What needs to be done:
Look through the data and write out every line with the word "concentration" in it.

═══ Given data ═══

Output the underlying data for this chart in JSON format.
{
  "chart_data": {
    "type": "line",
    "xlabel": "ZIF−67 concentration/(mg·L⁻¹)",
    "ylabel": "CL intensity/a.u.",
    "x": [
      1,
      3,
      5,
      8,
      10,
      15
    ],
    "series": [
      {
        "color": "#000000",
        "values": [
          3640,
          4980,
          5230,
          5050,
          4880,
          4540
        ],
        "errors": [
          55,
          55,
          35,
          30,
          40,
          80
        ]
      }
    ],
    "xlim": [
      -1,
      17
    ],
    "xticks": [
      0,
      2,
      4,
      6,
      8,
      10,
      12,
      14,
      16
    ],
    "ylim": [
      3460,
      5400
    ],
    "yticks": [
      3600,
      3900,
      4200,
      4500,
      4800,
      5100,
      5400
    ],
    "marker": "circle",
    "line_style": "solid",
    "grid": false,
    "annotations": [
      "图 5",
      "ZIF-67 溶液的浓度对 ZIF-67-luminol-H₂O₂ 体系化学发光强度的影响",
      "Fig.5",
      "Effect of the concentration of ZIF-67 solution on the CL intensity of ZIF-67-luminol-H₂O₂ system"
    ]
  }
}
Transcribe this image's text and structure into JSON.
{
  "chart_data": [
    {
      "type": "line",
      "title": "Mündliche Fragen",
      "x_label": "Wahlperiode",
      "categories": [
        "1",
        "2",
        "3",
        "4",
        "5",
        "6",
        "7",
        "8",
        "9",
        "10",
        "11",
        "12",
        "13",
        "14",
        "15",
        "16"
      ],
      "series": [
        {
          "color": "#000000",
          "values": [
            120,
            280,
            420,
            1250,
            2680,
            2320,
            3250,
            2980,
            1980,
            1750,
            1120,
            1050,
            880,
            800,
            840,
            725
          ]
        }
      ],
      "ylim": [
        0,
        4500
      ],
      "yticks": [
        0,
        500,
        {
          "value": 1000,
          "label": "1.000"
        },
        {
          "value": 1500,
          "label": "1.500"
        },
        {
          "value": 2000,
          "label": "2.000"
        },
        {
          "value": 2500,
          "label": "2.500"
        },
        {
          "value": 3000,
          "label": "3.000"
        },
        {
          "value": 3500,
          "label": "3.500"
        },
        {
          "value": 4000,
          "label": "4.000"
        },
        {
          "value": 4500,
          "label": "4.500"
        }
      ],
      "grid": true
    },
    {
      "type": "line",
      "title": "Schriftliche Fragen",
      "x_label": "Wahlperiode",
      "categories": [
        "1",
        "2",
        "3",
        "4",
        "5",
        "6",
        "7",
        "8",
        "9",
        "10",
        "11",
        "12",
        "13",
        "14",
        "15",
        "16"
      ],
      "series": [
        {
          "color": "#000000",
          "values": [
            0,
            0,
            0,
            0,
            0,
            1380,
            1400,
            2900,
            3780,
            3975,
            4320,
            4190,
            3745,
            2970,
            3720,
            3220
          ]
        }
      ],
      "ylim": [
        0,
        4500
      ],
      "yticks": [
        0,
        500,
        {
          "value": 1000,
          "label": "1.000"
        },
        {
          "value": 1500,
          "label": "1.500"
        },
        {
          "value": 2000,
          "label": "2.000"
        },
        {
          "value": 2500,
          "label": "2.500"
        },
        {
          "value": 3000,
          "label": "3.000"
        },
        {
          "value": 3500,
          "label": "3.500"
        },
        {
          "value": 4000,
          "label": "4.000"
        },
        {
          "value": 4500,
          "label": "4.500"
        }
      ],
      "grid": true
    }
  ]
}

═══

Finished exercise:
    "xlabel": "ZIF−67 concentration/(mg·L⁻¹)",
      "Effect of the concentration of ZIF-67 solution on the CL intensity of ZIF-67-luminol-H₂O₂ system"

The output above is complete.